**What you will do**:
Leave out every picture, then transcribe the rest of the listing exactly.

----- Provided information -----

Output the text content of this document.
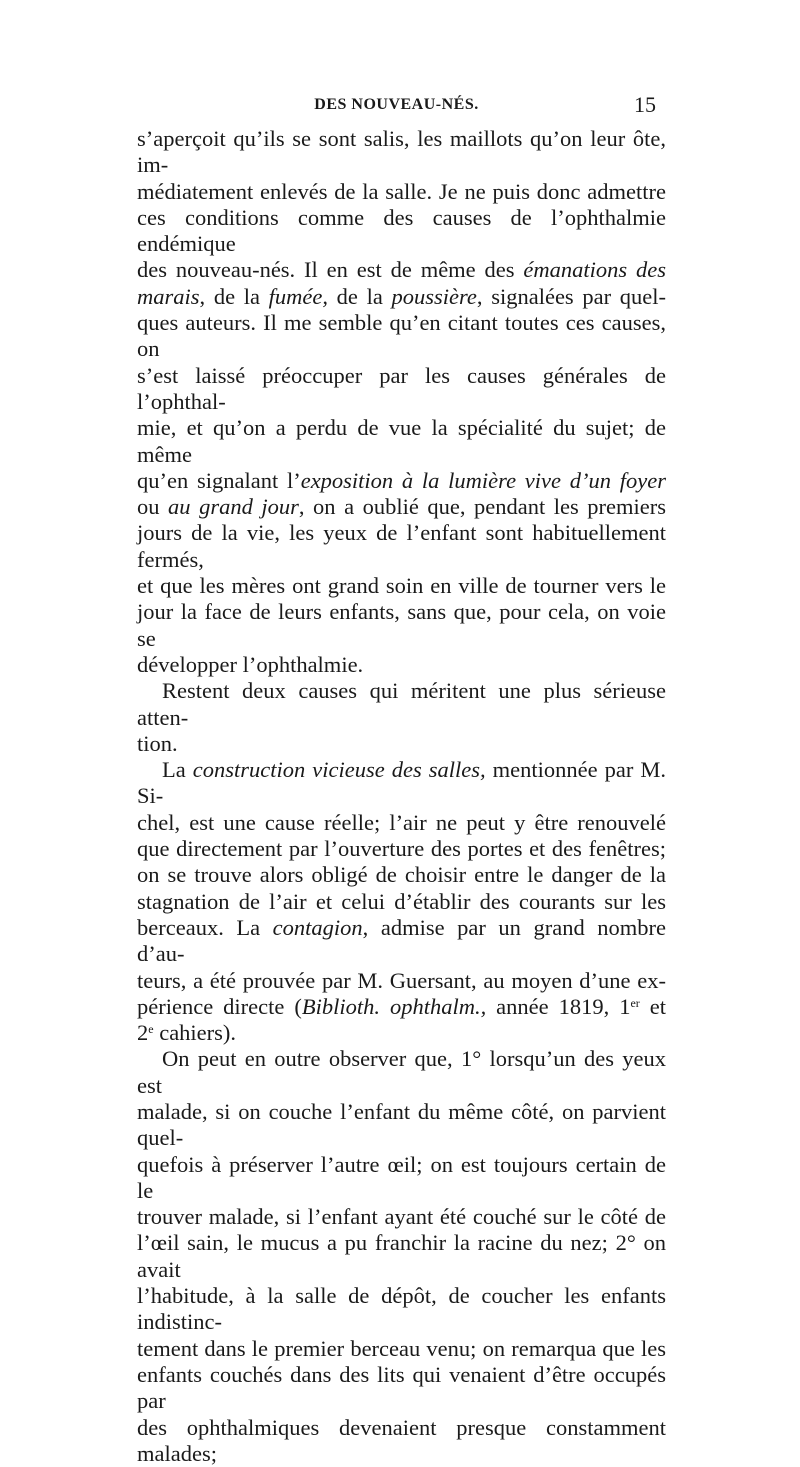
DES NOUVEAU-NÉS.	15

s’aperçoit qu’ils se sont salis, les maillots qu’on leur ôte, im-

médiatement enlevés de la salle. Je ne puis donc admettre

ces conditions comme des causes de l’ophthalmie endémique

des nouveau-nés. Il en est de même des émanations des

marais, de la fumée, de la poussière, signalées par quel-

ques auteurs. Il me semble qu’en citant toutes ces causes, on

s’est laissé préoccuper par les causes générales de l’ophthal-

mie, et qu’on a perdu de vue la spécialité du sujet; de même

qu’en signalant l’exposition à la lumière vive d’un foyer

ou au grand jour, on a oublié que, pendant les premiers

jours de la vie, les yeux de l’enfant sont habituellement fermés,

et que les mères ont grand soin en ville de tourner vers le

jour la face de leurs enfants, sans que, pour cela, on voie se

développer l’ophthalmie.

Restent deux causes qui méritent une plus sérieuse atten-

tion.

La construction vicieuse des salles, mentionnée par M. Si-

chel, est une cause réelle; l’air ne peut y être renouvelé

que directement par l’ouverture des portes et des fenêtres;

on se trouve alors obligé de choisir entre le danger de la

stagnation de l’air et celui d’établir des courants sur les

berceaux. La contagion, admise par un grand nombre d’au-

teurs, a été prouvée par M. Guersant, au moyen d’une ex-

périence directe (Biblioth. ophthalm., année 1819, 1er et

2e cahiers).

On peut en outre observer que, 1° lorsqu’un des yeux est

malade, si on couche l’enfant du même côté, on parvient quel-

quefois à préserver l’autre œil; on est toujours certain de le

trouver malade, si l’enfant ayant été couché sur le côté de

l’œil sain, le mucus a pu franchir la racine du nez; 2° on avait

l’habitude, à la salle de dépôt, de coucher les enfants indistinc-

tement dans le premier berceau venu; on remarqua que les

enfants couchés dans des lits qui venaient d’être occupés par

des ophthalmiques devenaient presque constamment malades;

-----

**Full response**:
Output the text content of this document.
DES NOUVEAU-NÉS.	15

s’aperçoit qu’ils se sont salis, les maillots qu’on leur ôte, im-

médiatement enlevés de la salle. Je ne puis donc admettre

ces conditions comme des causes de l’ophthalmie endémique

des nouveau-nés. Il en est de même des émanations des

marais, de la fumée, de la poussière, signalées par quel-

ques auteurs. Il me semble qu’en citant toutes ces causes, on

s’est laissé préoccuper par les causes générales de l’ophthal-

mie, et qu’on a perdu de vue la spécialité du sujet; de même

qu’en signalant l’exposition à la lumière vive d’un foyer

ou au grand jour, on a oublié que, pendant les premiers

jours de la vie, les yeux de l’enfant sont habituellement fermés,

et que les mères ont grand soin en ville de tourner vers le

jour la face de leurs enfants, sans que, pour cela, on voie se

développer l’ophthalmie.

Restent deux causes qui méritent une plus sérieuse atten-

tion.

La construction vicieuse des salles, mentionnée par M. Si-

chel, est une cause réelle; l’air ne peut y être renouvelé

que directement par l’ouverture des portes et des fenêtres;

on se trouve alors obligé de choisir entre le danger de la

stagnation de l’air et celui d’établir des courants sur les

berceaux. La contagion, admise par un grand nombre d’au-

teurs, a été prouvée par M. Guersant, au moyen d’une ex-

périence directe (Biblioth. ophthalm., année 1819, 1er et

2e cahiers).

On peut en outre observer que, 1° lorsqu’un des yeux est

malade, si on couche l’enfant du même côté, on parvient quel-

quefois à préserver l’autre œil; on est toujours certain de le

trouver malade, si l’enfant ayant été couché sur le côté de

l’œil sain, le mucus a pu franchir la racine du nez; 2° on avait

l’habitude, à la salle de dépôt, de coucher les enfants indistinc-

tement dans le premier berceau venu; on remarqua que les

enfants couchés dans des lits qui venaient d’être occupés par

des ophthalmiques devenaient presque constamment malades;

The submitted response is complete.